INSTRUCTIONS TO FOLLOW -
Return every line below as is, leaving out the pictures.

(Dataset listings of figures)
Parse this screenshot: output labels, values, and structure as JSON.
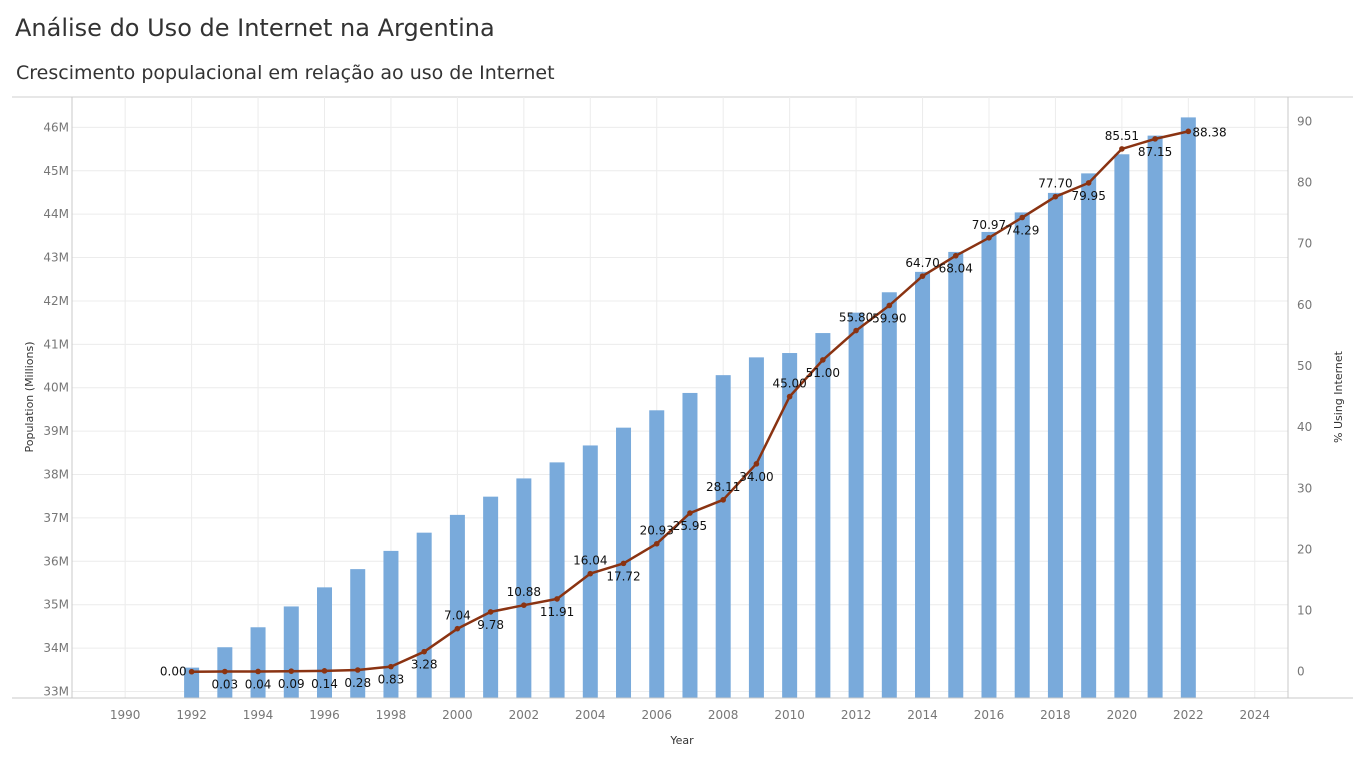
{
  "header": {
    "title": "Análise do Uso de Internet na Argentina",
    "subtitle": "Crescimento populacional em relação ao uso de Internet"
  },
  "colors": {
    "bar": "#79aadb",
    "line": "#8a3312",
    "grid": "#ececec",
    "axis": "#c8c8c8"
  },
  "chart_data": {
    "type": "bar",
    "title": "",
    "xlabel": "Year",
    "ylabel": "Population (Millions)",
    "y2label": "% Using Internet",
    "grid": true,
    "x_ticks": [
      1990,
      1992,
      1994,
      1996,
      1998,
      2000,
      2002,
      2004,
      2006,
      2008,
      2010,
      2012,
      2014,
      2016,
      2018,
      2020,
      2022,
      2024
    ],
    "xlim": [
      1988.4,
      2025
    ],
    "ylim": [
      32.85,
      46.7
    ],
    "y_ticks": [
      33,
      34,
      35,
      36,
      37,
      38,
      39,
      40,
      41,
      42,
      43,
      44,
      45,
      46
    ],
    "y_tick_labels": [
      "33M",
      "34M",
      "35M",
      "36M",
      "37M",
      "38M",
      "39M",
      "40M",
      "41M",
      "42M",
      "43M",
      "44M",
      "45M",
      "46M"
    ],
    "y2lim": [
      -4.3,
      94
    ],
    "y2_ticks": [
      0,
      10,
      20,
      30,
      40,
      50,
      60,
      70,
      80,
      90
    ],
    "years": [
      1992,
      1993,
      1994,
      1995,
      1996,
      1997,
      1998,
      1999,
      2000,
      2001,
      2002,
      2003,
      2004,
      2005,
      2006,
      2007,
      2008,
      2009,
      2010,
      2011,
      2012,
      2013,
      2014,
      2015,
      2016,
      2017,
      2018,
      2019,
      2020,
      2021,
      2022
    ],
    "series": [
      {
        "name": "Population (Millions)",
        "type": "bar",
        "values": [
          33.55,
          34.02,
          34.48,
          34.96,
          35.4,
          35.82,
          36.24,
          36.66,
          37.07,
          37.49,
          37.91,
          38.28,
          38.67,
          39.08,
          39.48,
          39.88,
          40.29,
          40.7,
          40.8,
          41.26,
          41.73,
          42.2,
          42.67,
          43.13,
          43.59,
          44.04,
          44.49,
          44.94,
          45.38,
          45.81,
          46.23
        ]
      },
      {
        "name": "% Using Internet",
        "type": "line",
        "values": [
          0.0,
          0.03,
          0.04,
          0.09,
          0.14,
          0.28,
          0.83,
          3.28,
          7.04,
          9.78,
          10.88,
          11.91,
          16.04,
          17.72,
          20.93,
          25.95,
          28.11,
          34.0,
          45.0,
          51.0,
          55.8,
          59.9,
          64.7,
          68.04,
          70.97,
          74.29,
          77.7,
          79.95,
          85.51,
          87.15,
          88.38
        ],
        "labels": [
          "0.00",
          "0.03",
          "0.04",
          "0.09",
          "0.14",
          "0.28",
          "0.83",
          "3.28",
          "7.04",
          "9.78",
          "10.88",
          "11.91",
          "16.04",
          "17.72",
          "20.93",
          "25.95",
          "28.11",
          "34.00",
          "45.00",
          "51.00",
          "55.80",
          "59.90",
          "64.70",
          "68.04",
          "70.97",
          "74.29",
          "77.70",
          "79.95",
          "85.51",
          "87.15",
          "88.38"
        ]
      }
    ]
  }
}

RESULT FOR THIS EXERCISE -
Parse this screenshot: output labels, values, and structure as JSON.
{
  "header": {
    "title": "Análise do Uso de Internet na Argentina",
    "subtitle": "Crescimento populacional em relação ao uso de Internet"
  },
  "colors": {
    "bar": "#79aadb",
    "line": "#8a3312",
    "grid": "#ececec",
    "axis": "#c8c8c8"
  },
  "chart_data": {
    "type": "bar",
    "title": "",
    "xlabel": "Year",
    "ylabel": "Population (Millions)",
    "y2label": "% Using Internet",
    "grid": true,
    "x_ticks": [
      1990,
      1992,
      1994,
      1996,
      1998,
      2000,
      2002,
      2004,
      2006,
      2008,
      2010,
      2012,
      2014,
      2016,
      2018,
      2020,
      2022,
      2024
    ],
    "xlim": [
      1988.4,
      2025
    ],
    "ylim": [
      32.85,
      46.7
    ],
    "y_ticks": [
      33,
      34,
      35,
      36,
      37,
      38,
      39,
      40,
      41,
      42,
      43,
      44,
      45,
      46
    ],
    "y_tick_labels": [
      "33M",
      "34M",
      "35M",
      "36M",
      "37M",
      "38M",
      "39M",
      "40M",
      "41M",
      "42M",
      "43M",
      "44M",
      "45M",
      "46M"
    ],
    "y2lim": [
      -4.3,
      94
    ],
    "y2_ticks": [
      0,
      10,
      20,
      30,
      40,
      50,
      60,
      70,
      80,
      90
    ],
    "years": [
      1992,
      1993,
      1994,
      1995,
      1996,
      1997,
      1998,
      1999,
      2000,
      2001,
      2002,
      2003,
      2004,
      2005,
      2006,
      2007,
      2008,
      2009,
      2010,
      2011,
      2012,
      2013,
      2014,
      2015,
      2016,
      2017,
      2018,
      2019,
      2020,
      2021,
      2022
    ],
    "series": [
      {
        "name": "Population (Millions)",
        "type": "bar",
        "values": [
          33.55,
          34.02,
          34.48,
          34.96,
          35.4,
          35.82,
          36.24,
          36.66,
          37.07,
          37.49,
          37.91,
          38.28,
          38.67,
          39.08,
          39.48,
          39.88,
          40.29,
          40.7,
          40.8,
          41.26,
          41.73,
          42.2,
          42.67,
          43.13,
          43.59,
          44.04,
          44.49,
          44.94,
          45.38,
          45.81,
          46.23
        ]
      },
      {
        "name": "% Using Internet",
        "type": "line",
        "values": [
          0.0,
          0.03,
          0.04,
          0.09,
          0.14,
          0.28,
          0.83,
          3.28,
          7.04,
          9.78,
          10.88,
          11.91,
          16.04,
          17.72,
          20.93,
          25.95,
          28.11,
          34.0,
          45.0,
          51.0,
          55.8,
          59.9,
          64.7,
          68.04,
          70.97,
          74.29,
          77.7,
          79.95,
          85.51,
          87.15,
          88.38
        ],
        "labels": [
          "0.00",
          "0.03",
          "0.04",
          "0.09",
          "0.14",
          "0.28",
          "0.83",
          "3.28",
          "7.04",
          "9.78",
          "10.88",
          "11.91",
          "16.04",
          "17.72",
          "20.93",
          "25.95",
          "28.11",
          "34.00",
          "45.00",
          "51.00",
          "55.80",
          "59.90",
          "64.70",
          "68.04",
          "70.97",
          "74.29",
          "77.70",
          "79.95",
          "85.51",
          "87.15",
          "88.38"
        ]
      }
    ]
  }
}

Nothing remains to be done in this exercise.